** BEGIN Working data **

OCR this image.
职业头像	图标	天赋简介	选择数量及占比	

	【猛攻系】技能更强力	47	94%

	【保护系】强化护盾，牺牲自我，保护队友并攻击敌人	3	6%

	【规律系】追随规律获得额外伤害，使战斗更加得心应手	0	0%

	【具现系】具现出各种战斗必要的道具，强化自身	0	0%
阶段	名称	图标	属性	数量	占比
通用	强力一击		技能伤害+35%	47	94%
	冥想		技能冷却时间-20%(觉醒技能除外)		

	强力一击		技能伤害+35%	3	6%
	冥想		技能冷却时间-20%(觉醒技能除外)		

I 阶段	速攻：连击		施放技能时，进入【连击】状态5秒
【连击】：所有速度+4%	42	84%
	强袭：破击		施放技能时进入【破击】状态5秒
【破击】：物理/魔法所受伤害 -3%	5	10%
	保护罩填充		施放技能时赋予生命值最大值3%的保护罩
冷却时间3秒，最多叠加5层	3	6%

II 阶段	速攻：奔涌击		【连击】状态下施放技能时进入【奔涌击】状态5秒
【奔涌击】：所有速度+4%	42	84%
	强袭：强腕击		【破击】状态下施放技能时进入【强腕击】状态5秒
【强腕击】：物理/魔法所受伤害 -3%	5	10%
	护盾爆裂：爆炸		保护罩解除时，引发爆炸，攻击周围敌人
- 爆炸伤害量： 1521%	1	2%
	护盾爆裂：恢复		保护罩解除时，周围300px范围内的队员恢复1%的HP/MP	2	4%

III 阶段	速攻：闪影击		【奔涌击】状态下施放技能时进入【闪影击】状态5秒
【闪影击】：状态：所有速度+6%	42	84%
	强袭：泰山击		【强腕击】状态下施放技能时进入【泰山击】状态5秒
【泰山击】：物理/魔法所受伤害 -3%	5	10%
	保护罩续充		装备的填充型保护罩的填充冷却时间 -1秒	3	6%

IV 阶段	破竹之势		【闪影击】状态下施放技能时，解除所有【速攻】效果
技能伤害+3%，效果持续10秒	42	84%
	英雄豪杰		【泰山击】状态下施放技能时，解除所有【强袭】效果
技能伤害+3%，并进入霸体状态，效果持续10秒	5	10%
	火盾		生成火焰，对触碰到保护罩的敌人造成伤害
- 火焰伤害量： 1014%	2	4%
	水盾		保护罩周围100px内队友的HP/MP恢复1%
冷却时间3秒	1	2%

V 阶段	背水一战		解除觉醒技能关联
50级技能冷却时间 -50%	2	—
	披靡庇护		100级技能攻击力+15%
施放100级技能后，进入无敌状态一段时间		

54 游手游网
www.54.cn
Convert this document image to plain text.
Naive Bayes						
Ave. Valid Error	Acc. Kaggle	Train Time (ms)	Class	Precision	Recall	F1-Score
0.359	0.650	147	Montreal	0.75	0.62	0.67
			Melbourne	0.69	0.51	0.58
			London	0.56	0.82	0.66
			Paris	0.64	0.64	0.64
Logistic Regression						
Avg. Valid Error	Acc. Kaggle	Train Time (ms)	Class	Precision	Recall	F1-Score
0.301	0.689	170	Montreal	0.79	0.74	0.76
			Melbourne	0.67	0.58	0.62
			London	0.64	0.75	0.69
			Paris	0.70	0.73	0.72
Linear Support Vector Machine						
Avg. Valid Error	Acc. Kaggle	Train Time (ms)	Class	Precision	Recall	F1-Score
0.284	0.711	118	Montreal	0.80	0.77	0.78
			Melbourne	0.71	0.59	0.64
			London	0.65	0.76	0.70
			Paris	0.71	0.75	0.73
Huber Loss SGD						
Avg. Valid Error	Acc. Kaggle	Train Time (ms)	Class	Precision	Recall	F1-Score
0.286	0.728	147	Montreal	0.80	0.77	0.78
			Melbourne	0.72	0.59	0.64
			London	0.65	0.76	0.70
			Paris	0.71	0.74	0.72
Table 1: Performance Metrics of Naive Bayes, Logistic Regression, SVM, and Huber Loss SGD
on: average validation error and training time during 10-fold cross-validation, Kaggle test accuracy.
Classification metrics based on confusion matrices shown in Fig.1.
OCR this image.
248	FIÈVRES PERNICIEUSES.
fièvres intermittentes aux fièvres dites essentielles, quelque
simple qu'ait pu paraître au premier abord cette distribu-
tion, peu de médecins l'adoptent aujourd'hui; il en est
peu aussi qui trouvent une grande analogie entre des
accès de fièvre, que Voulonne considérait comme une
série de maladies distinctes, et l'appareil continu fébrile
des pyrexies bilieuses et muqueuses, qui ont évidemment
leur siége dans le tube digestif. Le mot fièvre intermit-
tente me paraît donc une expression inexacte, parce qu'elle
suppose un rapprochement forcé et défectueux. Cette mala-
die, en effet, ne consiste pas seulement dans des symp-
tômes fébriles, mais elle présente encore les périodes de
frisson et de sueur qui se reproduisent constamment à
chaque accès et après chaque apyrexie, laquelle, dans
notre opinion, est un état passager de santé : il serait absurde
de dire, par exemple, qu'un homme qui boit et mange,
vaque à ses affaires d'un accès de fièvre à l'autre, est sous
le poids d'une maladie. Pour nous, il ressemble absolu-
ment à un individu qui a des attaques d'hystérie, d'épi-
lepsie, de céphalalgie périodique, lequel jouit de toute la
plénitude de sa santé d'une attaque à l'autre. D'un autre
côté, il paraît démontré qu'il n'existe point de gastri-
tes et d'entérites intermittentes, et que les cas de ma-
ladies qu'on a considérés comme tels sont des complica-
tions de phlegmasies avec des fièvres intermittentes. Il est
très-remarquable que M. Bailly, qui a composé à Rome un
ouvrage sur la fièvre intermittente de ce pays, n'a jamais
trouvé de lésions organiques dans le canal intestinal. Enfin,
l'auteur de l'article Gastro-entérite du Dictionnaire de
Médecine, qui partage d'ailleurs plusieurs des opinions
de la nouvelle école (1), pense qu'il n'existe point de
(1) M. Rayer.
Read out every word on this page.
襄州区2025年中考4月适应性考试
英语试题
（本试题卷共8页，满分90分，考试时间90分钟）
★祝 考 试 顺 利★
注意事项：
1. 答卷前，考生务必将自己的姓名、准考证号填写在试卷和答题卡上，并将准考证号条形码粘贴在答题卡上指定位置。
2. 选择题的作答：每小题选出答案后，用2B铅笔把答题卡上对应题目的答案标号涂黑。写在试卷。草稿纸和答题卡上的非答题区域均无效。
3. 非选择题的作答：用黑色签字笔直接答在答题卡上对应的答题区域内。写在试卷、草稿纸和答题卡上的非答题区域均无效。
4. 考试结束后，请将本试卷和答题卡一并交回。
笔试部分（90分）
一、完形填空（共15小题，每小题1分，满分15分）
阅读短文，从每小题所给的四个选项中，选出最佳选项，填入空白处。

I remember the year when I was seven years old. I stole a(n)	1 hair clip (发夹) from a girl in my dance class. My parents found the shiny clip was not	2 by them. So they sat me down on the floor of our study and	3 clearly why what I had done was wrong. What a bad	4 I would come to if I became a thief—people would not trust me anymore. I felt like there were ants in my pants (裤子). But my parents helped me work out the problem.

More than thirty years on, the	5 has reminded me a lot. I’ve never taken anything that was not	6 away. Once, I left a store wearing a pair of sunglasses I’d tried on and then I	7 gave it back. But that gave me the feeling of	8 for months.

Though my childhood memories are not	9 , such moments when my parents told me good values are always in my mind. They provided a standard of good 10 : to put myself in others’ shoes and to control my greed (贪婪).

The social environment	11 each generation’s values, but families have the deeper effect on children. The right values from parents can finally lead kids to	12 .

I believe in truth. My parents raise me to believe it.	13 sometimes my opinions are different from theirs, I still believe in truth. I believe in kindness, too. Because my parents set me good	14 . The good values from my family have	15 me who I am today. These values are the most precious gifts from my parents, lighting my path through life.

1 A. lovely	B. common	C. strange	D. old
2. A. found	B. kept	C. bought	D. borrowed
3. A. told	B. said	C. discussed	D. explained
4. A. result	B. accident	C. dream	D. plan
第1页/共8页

** END Working data **

[Stated goal]:
Make a copy of each line that contains the string "autre".

[Written answer]:
vaque à ses affaires d'un accès de fièvre à l'autre, est sous
plénitude de sa santé d'une attaque à l'autre. D'un autre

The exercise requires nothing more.